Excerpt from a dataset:
.....

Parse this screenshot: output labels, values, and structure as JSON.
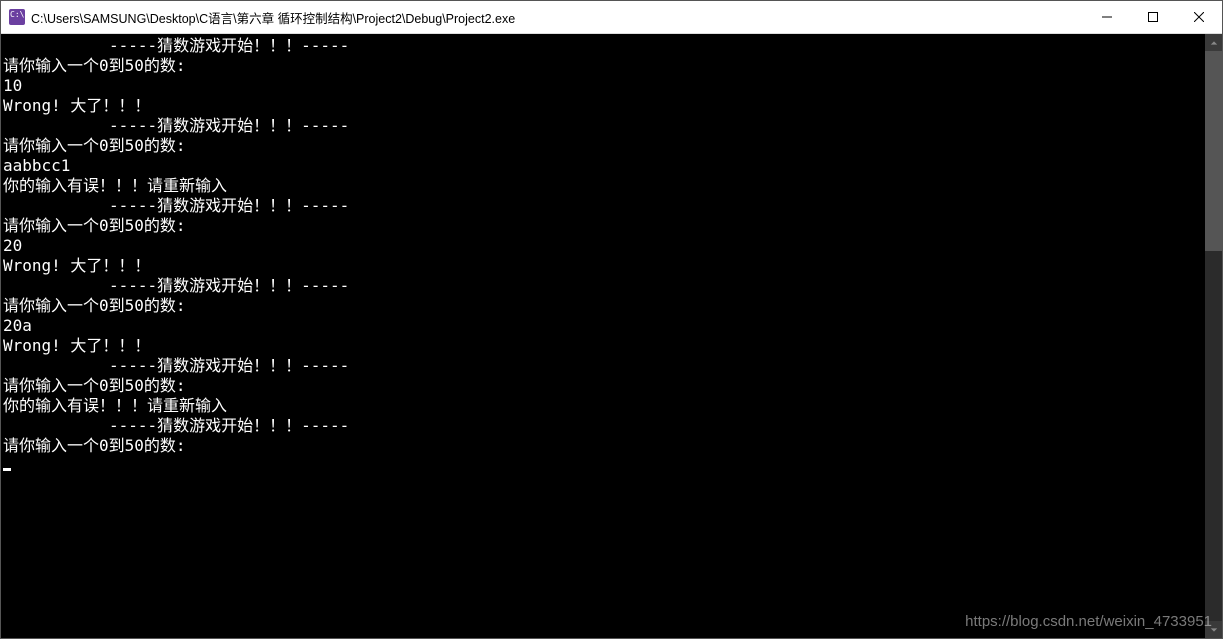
{
  "window": {
    "title": "C:\\Users\\SAMSUNG\\Desktop\\C语言\\第六章 循环控制结构\\Project2\\Debug\\Project2.exe"
  },
  "console": {
    "lines": [
      "           -----猜数游戏开始！！！-----",
      "请你输入一个0到50的数:",
      "10",
      "Wrong! 大了！！！",
      "           -----猜数游戏开始！！！-----",
      "请你输入一个0到50的数:",
      "aabbcc1",
      "你的输入有误！！！请重新输入",
      "           -----猜数游戏开始！！！-----",
      "请你输入一个0到50的数:",
      "20",
      "Wrong! 大了！！！",
      "           -----猜数游戏开始！！！-----",
      "请你输入一个0到50的数:",
      "20a",
      "Wrong! 大了！！！",
      "           -----猜数游戏开始！！！-----",
      "请你输入一个0到50的数:",
      "你的输入有误！！！请重新输入",
      "           -----猜数游戏开始！！！-----",
      "请你输入一个0到50的数:"
    ]
  },
  "watermark": "https://blog.csdn.net/weixin_4733951"
}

.....

Repeat the material exactly as it reads, without any of its pictures.

- **Response to the exercise**
Parse this screenshot: output labels, values, and structure as JSON.
{
  "window": {
    "title": "C:\\Users\\SAMSUNG\\Desktop\\C语言\\第六章 循环控制结构\\Project2\\Debug\\Project2.exe"
  },
  "console": {
    "lines": [
      "           -----猜数游戏开始！！！-----",
      "请你输入一个0到50的数:",
      "10",
      "Wrong! 大了！！！",
      "           -----猜数游戏开始！！！-----",
      "请你输入一个0到50的数:",
      "aabbcc1",
      "你的输入有误！！！请重新输入",
      "           -----猜数游戏开始！！！-----",
      "请你输入一个0到50的数:",
      "20",
      "Wrong! 大了！！！",
      "           -----猜数游戏开始！！！-----",
      "请你输入一个0到50的数:",
      "20a",
      "Wrong! 大了！！！",
      "           -----猜数游戏开始！！！-----",
      "请你输入一个0到50的数:",
      "你的输入有误！！！请重新输入",
      "           -----猜数游戏开始！！！-----",
      "请你输入一个0到50的数:"
    ]
  },
  "watermark": "https://blog.csdn.net/weixin_4733951"
}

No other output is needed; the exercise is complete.